** Exercise task **
Beneath this task is a listing. State how many of its lines include the string "shortcut", giving nothing but the number.

** Supplied data **

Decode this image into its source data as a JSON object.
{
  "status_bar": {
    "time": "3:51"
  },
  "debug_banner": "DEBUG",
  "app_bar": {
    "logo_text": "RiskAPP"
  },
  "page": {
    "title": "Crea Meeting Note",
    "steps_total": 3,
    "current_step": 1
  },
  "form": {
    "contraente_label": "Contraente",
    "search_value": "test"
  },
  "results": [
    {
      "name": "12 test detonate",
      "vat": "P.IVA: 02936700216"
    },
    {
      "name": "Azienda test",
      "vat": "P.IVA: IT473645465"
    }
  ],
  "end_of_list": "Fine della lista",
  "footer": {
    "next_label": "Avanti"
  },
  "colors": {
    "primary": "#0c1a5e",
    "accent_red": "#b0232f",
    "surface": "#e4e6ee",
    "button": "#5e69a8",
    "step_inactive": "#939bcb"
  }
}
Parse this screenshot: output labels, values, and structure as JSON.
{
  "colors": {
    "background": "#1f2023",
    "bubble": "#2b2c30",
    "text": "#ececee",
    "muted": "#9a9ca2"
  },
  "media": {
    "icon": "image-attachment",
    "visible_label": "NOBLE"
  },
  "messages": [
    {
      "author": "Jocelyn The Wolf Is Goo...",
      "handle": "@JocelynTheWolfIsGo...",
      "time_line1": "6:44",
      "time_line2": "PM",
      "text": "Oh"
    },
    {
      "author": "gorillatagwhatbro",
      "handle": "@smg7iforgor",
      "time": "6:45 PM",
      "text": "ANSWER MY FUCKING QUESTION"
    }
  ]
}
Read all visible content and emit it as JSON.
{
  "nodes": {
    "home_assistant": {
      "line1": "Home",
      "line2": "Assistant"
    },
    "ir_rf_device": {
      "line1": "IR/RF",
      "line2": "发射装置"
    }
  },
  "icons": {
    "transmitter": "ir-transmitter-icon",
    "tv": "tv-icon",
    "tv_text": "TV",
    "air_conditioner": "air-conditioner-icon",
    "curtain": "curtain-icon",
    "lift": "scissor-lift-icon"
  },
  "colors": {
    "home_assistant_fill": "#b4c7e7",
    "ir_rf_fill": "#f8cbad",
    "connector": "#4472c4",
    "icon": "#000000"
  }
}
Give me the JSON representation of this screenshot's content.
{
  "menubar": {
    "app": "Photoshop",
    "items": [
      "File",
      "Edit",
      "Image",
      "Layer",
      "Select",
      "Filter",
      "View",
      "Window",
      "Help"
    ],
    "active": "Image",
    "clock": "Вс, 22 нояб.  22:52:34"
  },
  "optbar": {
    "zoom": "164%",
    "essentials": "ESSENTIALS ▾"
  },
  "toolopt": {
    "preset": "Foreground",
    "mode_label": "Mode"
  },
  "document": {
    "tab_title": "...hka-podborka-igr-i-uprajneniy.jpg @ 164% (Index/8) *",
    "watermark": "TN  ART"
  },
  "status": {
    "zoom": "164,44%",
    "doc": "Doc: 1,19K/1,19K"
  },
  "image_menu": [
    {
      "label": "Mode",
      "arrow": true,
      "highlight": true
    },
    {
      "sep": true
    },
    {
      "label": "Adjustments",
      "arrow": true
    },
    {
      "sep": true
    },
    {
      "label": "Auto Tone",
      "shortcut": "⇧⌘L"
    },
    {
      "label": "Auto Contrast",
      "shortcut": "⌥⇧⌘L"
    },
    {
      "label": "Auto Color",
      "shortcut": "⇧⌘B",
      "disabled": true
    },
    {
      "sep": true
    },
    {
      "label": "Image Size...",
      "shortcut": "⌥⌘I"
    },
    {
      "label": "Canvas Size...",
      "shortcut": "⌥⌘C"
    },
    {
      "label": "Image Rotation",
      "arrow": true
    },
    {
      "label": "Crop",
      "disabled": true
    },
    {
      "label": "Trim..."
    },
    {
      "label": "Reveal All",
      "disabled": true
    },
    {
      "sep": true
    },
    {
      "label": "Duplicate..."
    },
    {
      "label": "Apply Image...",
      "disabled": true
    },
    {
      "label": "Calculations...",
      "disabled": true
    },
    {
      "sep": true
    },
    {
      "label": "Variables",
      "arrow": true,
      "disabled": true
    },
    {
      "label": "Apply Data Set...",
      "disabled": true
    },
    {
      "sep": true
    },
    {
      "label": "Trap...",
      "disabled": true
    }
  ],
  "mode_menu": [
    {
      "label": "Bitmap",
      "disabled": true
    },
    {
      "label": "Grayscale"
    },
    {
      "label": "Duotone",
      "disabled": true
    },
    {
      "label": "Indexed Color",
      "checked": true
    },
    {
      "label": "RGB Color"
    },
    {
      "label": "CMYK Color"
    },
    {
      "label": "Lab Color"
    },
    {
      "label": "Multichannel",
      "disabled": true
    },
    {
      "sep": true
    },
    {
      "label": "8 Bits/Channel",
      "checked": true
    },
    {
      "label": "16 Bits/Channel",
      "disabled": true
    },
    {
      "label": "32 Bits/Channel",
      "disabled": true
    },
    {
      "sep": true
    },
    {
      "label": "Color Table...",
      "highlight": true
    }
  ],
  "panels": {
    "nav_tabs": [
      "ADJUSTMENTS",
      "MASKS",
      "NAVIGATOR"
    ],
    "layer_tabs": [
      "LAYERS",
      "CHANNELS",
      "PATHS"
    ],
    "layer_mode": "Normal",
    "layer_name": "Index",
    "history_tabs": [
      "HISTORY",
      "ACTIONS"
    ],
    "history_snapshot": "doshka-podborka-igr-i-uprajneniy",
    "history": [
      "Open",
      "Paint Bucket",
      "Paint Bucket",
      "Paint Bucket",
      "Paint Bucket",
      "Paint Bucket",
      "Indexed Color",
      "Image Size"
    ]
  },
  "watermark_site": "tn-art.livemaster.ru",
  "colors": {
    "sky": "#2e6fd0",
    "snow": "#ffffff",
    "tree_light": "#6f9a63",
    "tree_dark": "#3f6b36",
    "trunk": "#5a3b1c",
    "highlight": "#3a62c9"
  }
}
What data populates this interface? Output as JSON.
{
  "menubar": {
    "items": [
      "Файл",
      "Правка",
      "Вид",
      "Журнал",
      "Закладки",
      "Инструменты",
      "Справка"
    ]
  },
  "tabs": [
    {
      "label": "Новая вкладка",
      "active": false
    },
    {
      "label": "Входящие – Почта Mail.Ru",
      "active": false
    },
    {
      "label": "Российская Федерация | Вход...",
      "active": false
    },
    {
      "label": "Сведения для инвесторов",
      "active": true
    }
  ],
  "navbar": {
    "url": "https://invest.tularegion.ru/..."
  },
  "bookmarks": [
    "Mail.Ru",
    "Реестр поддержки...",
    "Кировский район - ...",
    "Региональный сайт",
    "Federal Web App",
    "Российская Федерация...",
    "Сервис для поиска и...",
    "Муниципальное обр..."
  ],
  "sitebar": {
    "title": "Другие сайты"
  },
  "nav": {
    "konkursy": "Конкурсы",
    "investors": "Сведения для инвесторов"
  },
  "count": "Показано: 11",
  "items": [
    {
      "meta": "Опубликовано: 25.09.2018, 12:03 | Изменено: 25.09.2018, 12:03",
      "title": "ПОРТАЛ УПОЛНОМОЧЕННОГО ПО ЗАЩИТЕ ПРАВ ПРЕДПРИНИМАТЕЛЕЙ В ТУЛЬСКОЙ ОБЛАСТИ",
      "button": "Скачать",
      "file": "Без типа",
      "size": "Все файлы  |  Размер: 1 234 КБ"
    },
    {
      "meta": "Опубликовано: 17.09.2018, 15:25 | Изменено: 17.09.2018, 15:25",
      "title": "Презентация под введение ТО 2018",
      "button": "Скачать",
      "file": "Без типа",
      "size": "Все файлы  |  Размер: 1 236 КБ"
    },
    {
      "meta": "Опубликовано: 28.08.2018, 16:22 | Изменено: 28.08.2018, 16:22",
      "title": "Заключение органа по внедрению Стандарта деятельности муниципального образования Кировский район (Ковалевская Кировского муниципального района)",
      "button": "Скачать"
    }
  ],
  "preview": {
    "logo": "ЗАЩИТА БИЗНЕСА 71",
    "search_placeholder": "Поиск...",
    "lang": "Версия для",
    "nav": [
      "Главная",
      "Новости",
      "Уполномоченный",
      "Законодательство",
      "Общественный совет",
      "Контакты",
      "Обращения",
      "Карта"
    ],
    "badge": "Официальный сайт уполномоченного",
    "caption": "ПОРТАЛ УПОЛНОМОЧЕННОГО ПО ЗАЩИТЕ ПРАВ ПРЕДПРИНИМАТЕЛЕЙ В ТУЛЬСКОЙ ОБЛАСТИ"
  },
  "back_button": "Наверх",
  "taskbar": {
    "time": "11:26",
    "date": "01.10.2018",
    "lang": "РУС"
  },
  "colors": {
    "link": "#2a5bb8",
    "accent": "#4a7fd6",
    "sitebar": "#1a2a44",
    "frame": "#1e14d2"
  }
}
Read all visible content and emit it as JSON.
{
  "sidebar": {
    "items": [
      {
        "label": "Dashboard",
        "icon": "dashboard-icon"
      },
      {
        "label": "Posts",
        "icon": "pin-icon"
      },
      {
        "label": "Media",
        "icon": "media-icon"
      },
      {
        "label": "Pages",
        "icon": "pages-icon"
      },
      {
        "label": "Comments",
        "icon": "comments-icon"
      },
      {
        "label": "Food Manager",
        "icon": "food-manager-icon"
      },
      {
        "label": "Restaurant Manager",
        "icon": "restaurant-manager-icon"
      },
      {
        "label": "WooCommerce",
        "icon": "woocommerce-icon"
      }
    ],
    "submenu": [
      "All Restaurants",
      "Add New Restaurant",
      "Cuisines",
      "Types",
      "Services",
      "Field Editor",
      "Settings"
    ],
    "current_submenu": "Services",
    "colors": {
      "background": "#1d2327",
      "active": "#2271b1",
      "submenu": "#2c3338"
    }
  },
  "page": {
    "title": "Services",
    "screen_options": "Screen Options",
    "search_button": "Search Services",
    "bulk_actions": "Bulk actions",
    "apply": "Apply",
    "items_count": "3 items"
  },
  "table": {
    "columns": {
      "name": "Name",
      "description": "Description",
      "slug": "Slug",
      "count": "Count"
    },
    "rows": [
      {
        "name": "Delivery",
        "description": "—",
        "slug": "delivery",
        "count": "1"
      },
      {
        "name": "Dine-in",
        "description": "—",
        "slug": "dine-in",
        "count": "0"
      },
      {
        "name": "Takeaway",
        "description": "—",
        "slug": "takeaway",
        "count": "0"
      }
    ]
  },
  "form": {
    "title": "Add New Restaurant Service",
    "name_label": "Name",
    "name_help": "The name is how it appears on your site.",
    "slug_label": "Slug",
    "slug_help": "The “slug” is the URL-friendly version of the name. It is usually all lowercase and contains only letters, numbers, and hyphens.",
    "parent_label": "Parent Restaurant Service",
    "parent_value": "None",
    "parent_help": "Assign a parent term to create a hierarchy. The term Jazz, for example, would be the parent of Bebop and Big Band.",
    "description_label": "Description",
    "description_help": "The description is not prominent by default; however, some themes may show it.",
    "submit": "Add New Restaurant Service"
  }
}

** Solution to this task **
5